Given exercise » Make an exact copy of the entries, and keep any pictures out of it.

________

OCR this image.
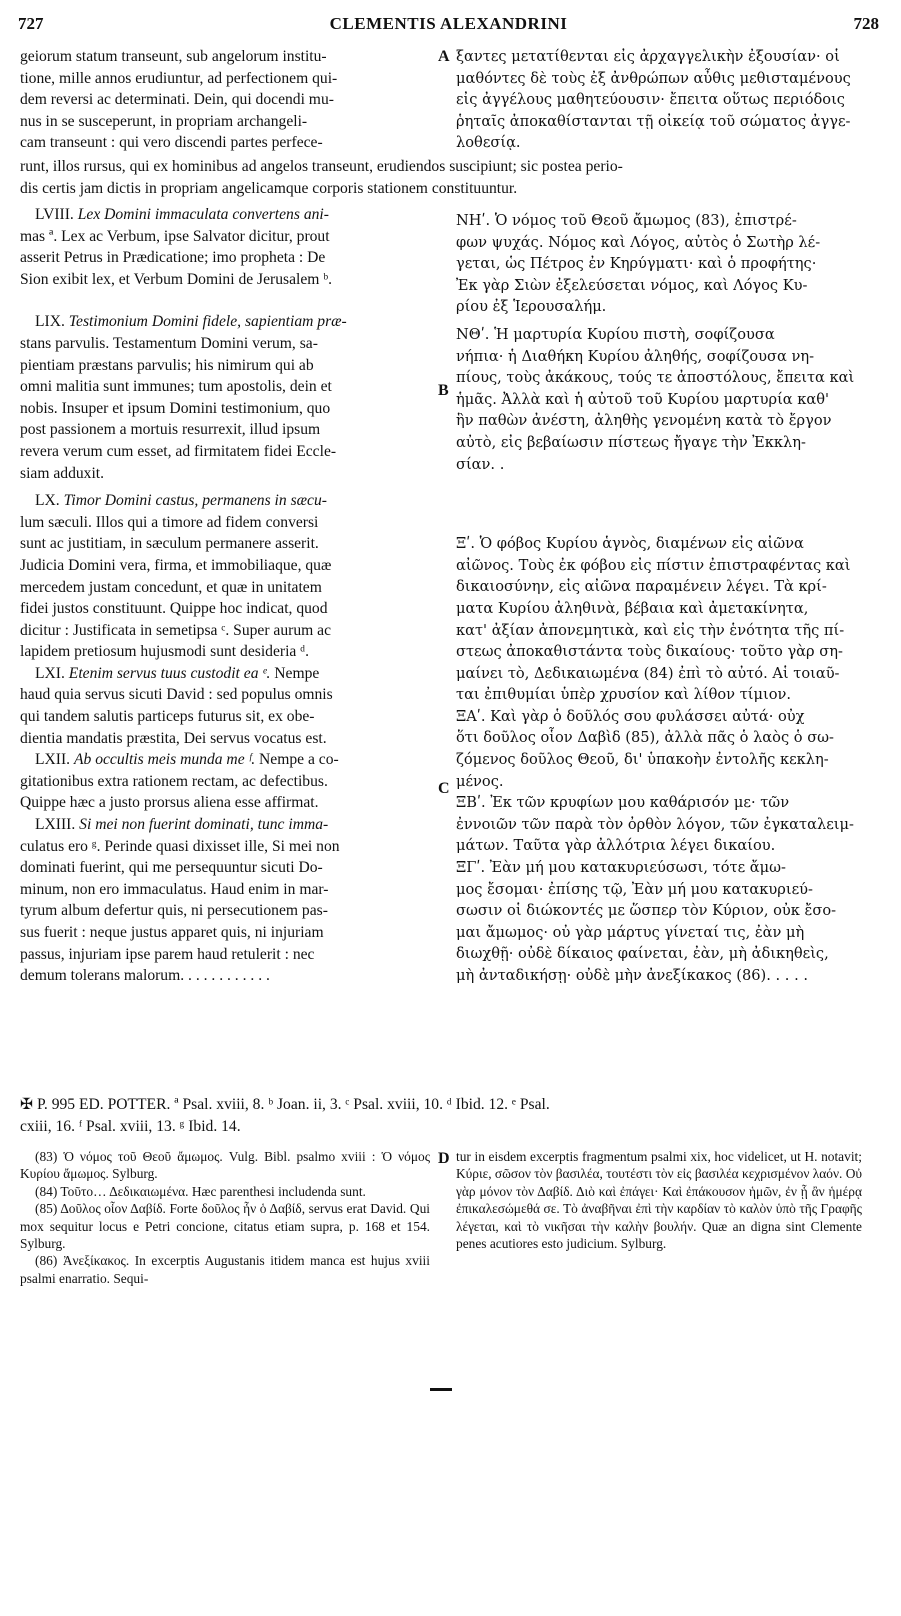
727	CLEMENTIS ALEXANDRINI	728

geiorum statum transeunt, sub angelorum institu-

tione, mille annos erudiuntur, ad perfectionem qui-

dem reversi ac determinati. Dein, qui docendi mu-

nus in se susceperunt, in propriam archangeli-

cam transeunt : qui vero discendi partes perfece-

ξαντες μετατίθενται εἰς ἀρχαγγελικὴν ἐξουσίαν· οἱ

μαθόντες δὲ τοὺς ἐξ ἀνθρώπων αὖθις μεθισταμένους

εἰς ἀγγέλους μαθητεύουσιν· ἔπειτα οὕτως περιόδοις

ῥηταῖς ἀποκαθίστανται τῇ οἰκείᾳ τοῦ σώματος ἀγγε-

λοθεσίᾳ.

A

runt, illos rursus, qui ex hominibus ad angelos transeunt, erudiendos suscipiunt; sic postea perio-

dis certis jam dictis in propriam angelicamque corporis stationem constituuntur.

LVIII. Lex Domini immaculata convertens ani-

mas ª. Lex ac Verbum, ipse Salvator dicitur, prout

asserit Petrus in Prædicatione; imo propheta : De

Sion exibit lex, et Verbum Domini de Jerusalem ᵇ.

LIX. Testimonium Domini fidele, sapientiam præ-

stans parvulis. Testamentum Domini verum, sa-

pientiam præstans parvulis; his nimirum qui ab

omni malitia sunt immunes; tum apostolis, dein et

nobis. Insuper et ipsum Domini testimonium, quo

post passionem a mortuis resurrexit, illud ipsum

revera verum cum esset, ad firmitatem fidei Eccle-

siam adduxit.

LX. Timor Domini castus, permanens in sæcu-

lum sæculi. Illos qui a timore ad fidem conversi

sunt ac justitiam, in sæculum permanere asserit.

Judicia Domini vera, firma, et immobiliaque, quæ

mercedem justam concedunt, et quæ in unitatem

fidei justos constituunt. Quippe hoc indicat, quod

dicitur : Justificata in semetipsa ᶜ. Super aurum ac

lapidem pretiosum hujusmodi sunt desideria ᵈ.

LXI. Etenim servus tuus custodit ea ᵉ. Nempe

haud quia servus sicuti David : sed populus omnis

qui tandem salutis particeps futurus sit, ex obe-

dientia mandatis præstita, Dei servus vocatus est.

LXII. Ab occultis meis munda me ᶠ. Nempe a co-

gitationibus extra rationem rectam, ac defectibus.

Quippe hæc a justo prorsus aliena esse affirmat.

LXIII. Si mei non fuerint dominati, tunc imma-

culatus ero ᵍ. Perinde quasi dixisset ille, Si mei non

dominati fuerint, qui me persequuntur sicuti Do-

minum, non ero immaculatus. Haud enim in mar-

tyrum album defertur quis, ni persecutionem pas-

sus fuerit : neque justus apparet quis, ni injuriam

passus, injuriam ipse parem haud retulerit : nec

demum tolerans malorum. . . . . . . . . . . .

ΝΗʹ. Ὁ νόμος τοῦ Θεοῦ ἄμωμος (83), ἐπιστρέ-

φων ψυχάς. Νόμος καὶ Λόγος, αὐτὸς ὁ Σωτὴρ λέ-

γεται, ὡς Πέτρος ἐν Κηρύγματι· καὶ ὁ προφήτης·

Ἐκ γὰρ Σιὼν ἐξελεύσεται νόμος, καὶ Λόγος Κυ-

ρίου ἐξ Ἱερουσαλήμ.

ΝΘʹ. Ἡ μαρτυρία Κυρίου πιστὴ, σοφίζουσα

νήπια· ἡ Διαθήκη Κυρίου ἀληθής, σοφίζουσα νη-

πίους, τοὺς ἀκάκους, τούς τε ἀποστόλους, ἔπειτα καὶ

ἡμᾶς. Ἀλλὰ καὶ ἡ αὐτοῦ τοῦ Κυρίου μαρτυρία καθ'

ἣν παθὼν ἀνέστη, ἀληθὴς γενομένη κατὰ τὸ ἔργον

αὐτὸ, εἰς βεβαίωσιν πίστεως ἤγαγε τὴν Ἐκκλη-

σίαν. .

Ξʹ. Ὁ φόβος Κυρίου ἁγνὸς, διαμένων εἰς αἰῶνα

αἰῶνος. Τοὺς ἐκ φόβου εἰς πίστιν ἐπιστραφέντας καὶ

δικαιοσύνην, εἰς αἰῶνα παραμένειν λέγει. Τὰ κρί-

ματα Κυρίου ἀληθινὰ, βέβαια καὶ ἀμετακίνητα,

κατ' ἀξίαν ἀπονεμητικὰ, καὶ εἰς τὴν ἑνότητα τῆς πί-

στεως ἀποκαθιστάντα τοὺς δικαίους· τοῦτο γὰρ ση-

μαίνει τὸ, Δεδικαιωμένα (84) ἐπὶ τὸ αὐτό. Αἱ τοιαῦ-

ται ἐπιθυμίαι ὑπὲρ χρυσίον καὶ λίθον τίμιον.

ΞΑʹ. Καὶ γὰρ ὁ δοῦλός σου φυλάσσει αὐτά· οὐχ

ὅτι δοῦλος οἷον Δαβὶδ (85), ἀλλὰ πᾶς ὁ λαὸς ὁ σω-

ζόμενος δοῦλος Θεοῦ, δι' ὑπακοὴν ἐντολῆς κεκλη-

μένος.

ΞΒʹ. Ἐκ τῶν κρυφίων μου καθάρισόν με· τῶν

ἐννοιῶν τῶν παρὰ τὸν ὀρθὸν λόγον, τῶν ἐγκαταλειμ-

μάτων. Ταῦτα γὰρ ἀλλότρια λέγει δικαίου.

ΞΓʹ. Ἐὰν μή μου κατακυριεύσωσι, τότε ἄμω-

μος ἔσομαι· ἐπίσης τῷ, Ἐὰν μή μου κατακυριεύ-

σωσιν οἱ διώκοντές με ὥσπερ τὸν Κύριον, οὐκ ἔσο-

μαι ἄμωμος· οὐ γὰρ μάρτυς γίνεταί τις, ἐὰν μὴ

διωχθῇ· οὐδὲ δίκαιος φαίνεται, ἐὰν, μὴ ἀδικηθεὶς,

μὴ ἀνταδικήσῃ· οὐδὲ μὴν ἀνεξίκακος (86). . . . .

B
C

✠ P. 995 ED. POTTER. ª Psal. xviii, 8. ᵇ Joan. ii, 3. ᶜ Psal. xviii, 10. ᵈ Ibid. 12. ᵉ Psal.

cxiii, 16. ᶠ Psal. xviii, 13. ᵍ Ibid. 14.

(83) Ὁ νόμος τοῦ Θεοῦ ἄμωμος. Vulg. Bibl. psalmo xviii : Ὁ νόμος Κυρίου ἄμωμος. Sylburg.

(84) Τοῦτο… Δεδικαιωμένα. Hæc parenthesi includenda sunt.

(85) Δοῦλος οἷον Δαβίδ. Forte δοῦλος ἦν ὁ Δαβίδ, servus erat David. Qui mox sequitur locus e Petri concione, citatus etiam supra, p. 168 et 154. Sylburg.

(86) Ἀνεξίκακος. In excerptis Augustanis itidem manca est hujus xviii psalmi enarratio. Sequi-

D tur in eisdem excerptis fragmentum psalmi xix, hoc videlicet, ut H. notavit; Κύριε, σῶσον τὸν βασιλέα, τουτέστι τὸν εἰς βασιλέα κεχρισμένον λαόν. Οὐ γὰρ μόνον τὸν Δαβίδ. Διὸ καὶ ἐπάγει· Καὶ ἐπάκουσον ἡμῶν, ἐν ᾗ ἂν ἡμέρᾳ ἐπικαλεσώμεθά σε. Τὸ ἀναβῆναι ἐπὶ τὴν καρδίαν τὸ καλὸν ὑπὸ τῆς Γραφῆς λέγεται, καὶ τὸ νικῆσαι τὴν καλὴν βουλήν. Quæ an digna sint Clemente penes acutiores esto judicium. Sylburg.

________

Reply to the exercise »
OCR this image.
727	CLEMENTIS ALEXANDRINI	728

geiorum statum transeunt, sub angelorum institu-

tione, mille annos erudiuntur, ad perfectionem qui-

dem reversi ac determinati. Dein, qui docendi mu-

nus in se susceperunt, in propriam archangeli-

cam transeunt : qui vero discendi partes perfece-

ξαντες μετατίθενται εἰς ἀρχαγγελικὴν ἐξουσίαν· οἱ

μαθόντες δὲ τοὺς ἐξ ἀνθρώπων αὖθις μεθισταμένους

εἰς ἀγγέλους μαθητεύουσιν· ἔπειτα οὕτως περιόδοις

ῥηταῖς ἀποκαθίστανται τῇ οἰκείᾳ τοῦ σώματος ἀγγε-

λοθεσίᾳ.

A

runt, illos rursus, qui ex hominibus ad angelos transeunt, erudiendos suscipiunt; sic postea perio-

dis certis jam dictis in propriam angelicamque corporis stationem constituuntur.

LVIII. Lex Domini immaculata convertens ani-

mas ª. Lex ac Verbum, ipse Salvator dicitur, prout

asserit Petrus in Prædicatione; imo propheta : De

Sion exibit lex, et Verbum Domini de Jerusalem ᵇ.

LIX. Testimonium Domini fidele, sapientiam præ-

stans parvulis. Testamentum Domini verum, sa-

pientiam præstans parvulis; his nimirum qui ab

omni malitia sunt immunes; tum apostolis, dein et

nobis. Insuper et ipsum Domini testimonium, quo

post passionem a mortuis resurrexit, illud ipsum

revera verum cum esset, ad firmitatem fidei Eccle-

siam adduxit.

LX. Timor Domini castus, permanens in sæcu-

lum sæculi. Illos qui a timore ad fidem conversi

sunt ac justitiam, in sæculum permanere asserit.

Judicia Domini vera, firma, et immobiliaque, quæ

mercedem justam concedunt, et quæ in unitatem

fidei justos constituunt. Quippe hoc indicat, quod

dicitur : Justificata in semetipsa ᶜ. Super aurum ac

lapidem pretiosum hujusmodi sunt desideria ᵈ.

LXI. Etenim servus tuus custodit ea ᵉ. Nempe

haud quia servus sicuti David : sed populus omnis

qui tandem salutis particeps futurus sit, ex obe-

dientia mandatis præstita, Dei servus vocatus est.

LXII. Ab occultis meis munda me ᶠ. Nempe a co-

gitationibus extra rationem rectam, ac defectibus.

Quippe hæc a justo prorsus aliena esse affirmat.

LXIII. Si mei non fuerint dominati, tunc imma-

culatus ero ᵍ. Perinde quasi dixisset ille, Si mei non

dominati fuerint, qui me persequuntur sicuti Do-

minum, non ero immaculatus. Haud enim in mar-

tyrum album defertur quis, ni persecutionem pas-

sus fuerit : neque justus apparet quis, ni injuriam

passus, injuriam ipse parem haud retulerit : nec

demum tolerans malorum. . . . . . . . . . . .

ΝΗʹ. Ὁ νόμος τοῦ Θεοῦ ἄμωμος (83), ἐπιστρέ-

φων ψυχάς. Νόμος καὶ Λόγος, αὐτὸς ὁ Σωτὴρ λέ-

γεται, ὡς Πέτρος ἐν Κηρύγματι· καὶ ὁ προφήτης·

Ἐκ γὰρ Σιὼν ἐξελεύσεται νόμος, καὶ Λόγος Κυ-

ρίου ἐξ Ἱερουσαλήμ.

ΝΘʹ. Ἡ μαρτυρία Κυρίου πιστὴ, σοφίζουσα

νήπια· ἡ Διαθήκη Κυρίου ἀληθής, σοφίζουσα νη-

πίους, τοὺς ἀκάκους, τούς τε ἀποστόλους, ἔπειτα καὶ

ἡμᾶς. Ἀλλὰ καὶ ἡ αὐτοῦ τοῦ Κυρίου μαρτυρία καθ'

ἣν παθὼν ἀνέστη, ἀληθὴς γενομένη κατὰ τὸ ἔργον

αὐτὸ, εἰς βεβαίωσιν πίστεως ἤγαγε τὴν Ἐκκλη-

σίαν. .

Ξʹ. Ὁ φόβος Κυρίου ἁγνὸς, διαμένων εἰς αἰῶνα

αἰῶνος. Τοὺς ἐκ φόβου εἰς πίστιν ἐπιστραφέντας καὶ

δικαιοσύνην, εἰς αἰῶνα παραμένειν λέγει. Τὰ κρί-

ματα Κυρίου ἀληθινὰ, βέβαια καὶ ἀμετακίνητα,

κατ' ἀξίαν ἀπονεμητικὰ, καὶ εἰς τὴν ἑνότητα τῆς πί-

στεως ἀποκαθιστάντα τοὺς δικαίους· τοῦτο γὰρ ση-

μαίνει τὸ, Δεδικαιωμένα (84) ἐπὶ τὸ αὐτό. Αἱ τοιαῦ-

ται ἐπιθυμίαι ὑπὲρ χρυσίον καὶ λίθον τίμιον.

ΞΑʹ. Καὶ γὰρ ὁ δοῦλός σου φυλάσσει αὐτά· οὐχ

ὅτι δοῦλος οἷον Δαβὶδ (85), ἀλλὰ πᾶς ὁ λαὸς ὁ σω-

ζόμενος δοῦλος Θεοῦ, δι' ὑπακοὴν ἐντολῆς κεκλη-

μένος.

ΞΒʹ. Ἐκ τῶν κρυφίων μου καθάρισόν με· τῶν

ἐννοιῶν τῶν παρὰ τὸν ὀρθὸν λόγον, τῶν ἐγκαταλειμ-

μάτων. Ταῦτα γὰρ ἀλλότρια λέγει δικαίου.

ΞΓʹ. Ἐὰν μή μου κατακυριεύσωσι, τότε ἄμω-

μος ἔσομαι· ἐπίσης τῷ, Ἐὰν μή μου κατακυριεύ-

σωσιν οἱ διώκοντές με ὥσπερ τὸν Κύριον, οὐκ ἔσο-

μαι ἄμωμος· οὐ γὰρ μάρτυς γίνεταί τις, ἐὰν μὴ

διωχθῇ· οὐδὲ δίκαιος φαίνεται, ἐὰν, μὴ ἀδικηθεὶς,

μὴ ἀνταδικήσῃ· οὐδὲ μὴν ἀνεξίκακος (86). . . . .

B
C

✠ P. 995 ED. POTTER. ª Psal. xviii, 8. ᵇ Joan. ii, 3. ᶜ Psal. xviii, 10. ᵈ Ibid. 12. ᵉ Psal.

cxiii, 16. ᶠ Psal. xviii, 13. ᵍ Ibid. 14.

(83) Ὁ νόμος τοῦ Θεοῦ ἄμωμος. Vulg. Bibl. psalmo xviii : Ὁ νόμος Κυρίου ἄμωμος. Sylburg.

(84) Τοῦτο… Δεδικαιωμένα. Hæc parenthesi includenda sunt.

(85) Δοῦλος οἷον Δαβίδ. Forte δοῦλος ἦν ὁ Δαβίδ, servus erat David. Qui mox sequitur locus e Petri concione, citatus etiam supra, p. 168 et 154. Sylburg.

(86) Ἀνεξίκακος. In excerptis Augustanis itidem manca est hujus xviii psalmi enarratio. Sequi-

D tur in eisdem excerptis fragmentum psalmi xix, hoc videlicet, ut H. notavit; Κύριε, σῶσον τὸν βασιλέα, τουτέστι τὸν εἰς βασιλέα κεχρισμένον λαόν. Οὐ γὰρ μόνον τὸν Δαβίδ. Διὸ καὶ ἐπάγει· Καὶ ἐπάκουσον ἡμῶν, ἐν ᾗ ἂν ἡμέρᾳ ἐπικαλεσώμεθά σε. Τὸ ἀναβῆναι ἐπὶ τὴν καρδίαν τὸ καλὸν ὑπὸ τῆς Γραφῆς λέγεται, καὶ τὸ νικῆσαι τὴν καλὴν βουλήν. Quæ an digna sint Clemente penes acutiores esto judicium. Sylburg.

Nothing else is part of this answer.